▸ Goal 1: From the StringForge project page, extract the passage starting with "Project description" and going on through "for string-compactification workflows.", word for word.

--- Selection ---

Skip to main content

Shared database, model-loading, and vacua-vault infrastructure for string compactifications.

Reason this release was yanked:

upgrade jaxvacua

Project description

StringForge

Docs StringForge Python CI License: GPL v3

Shared database, model-loading, and vacua-vault infrastructure for string-compactification workflows.

StringForge is the infrastructure layer for the StringJAX ecosystem of JAX-based string-compactification packages. It provides reproducible access to Calabi-Yau geometry databases, bridges those data into physics engines such as JAXVacua, and manages persistent vacuum-solution storage with provenance.

The package is intentionally solver-light. It does not replace JAXVacua, KahlerJAX, JAXiverse, or CYTools. Instead, it standardises the shared conventions that those packages and downstream scans need: catalogue queries, lazy downloads, cache/offline workflows, model loading, vault layout, validation, and curation.

--- Data to use ---

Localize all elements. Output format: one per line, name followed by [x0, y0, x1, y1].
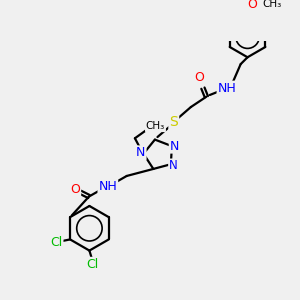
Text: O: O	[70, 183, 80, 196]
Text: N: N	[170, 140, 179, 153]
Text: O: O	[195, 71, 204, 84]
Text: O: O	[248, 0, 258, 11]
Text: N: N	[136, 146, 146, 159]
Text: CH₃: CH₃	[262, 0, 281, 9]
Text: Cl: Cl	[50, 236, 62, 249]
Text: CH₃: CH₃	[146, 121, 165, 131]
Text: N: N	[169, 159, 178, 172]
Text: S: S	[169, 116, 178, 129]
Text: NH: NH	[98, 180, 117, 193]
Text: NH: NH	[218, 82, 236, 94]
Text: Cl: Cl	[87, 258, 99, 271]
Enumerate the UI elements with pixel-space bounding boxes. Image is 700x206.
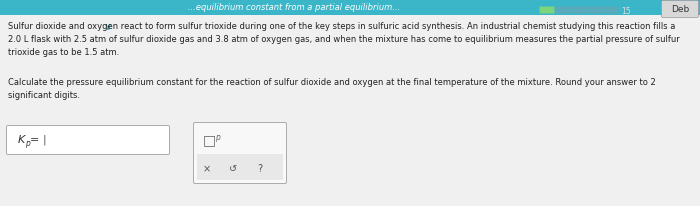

---

▸ Goal 2: Copy every one of the rows that follow the StringForge project page above, line for line, leaving the pictures out of your answer.

▸ Exercise answer 1:
Project description

StringForge

Docs StringForge Python CI License: GPL v3

Shared database, model-loading, and vacua-vault infrastructure for string-compactification workflows.

▸ Exercise answer 2:
Localize all elements. Output format: one per line, name followed by [x0, y0, x1, y1].
Text: O: O	[70, 183, 80, 196]
Text: N: N	[170, 140, 179, 153]
Text: O: O	[195, 71, 204, 84]
Text: O: O	[248, 0, 258, 11]
Text: N: N	[136, 146, 146, 159]
Text: CH₃: CH₃	[262, 0, 281, 9]
Text: Cl: Cl	[50, 236, 62, 249]
Text: CH₃: CH₃	[146, 121, 165, 131]
Text: N: N	[169, 159, 178, 172]
Text: S: S	[169, 116, 178, 129]
Text: NH: NH	[98, 180, 117, 193]
Text: NH: NH	[218, 82, 236, 94]
Text: Cl: Cl	[87, 258, 99, 271]
Enumerate the UI elements with pixel-space bounding boxes. Image is 700x206.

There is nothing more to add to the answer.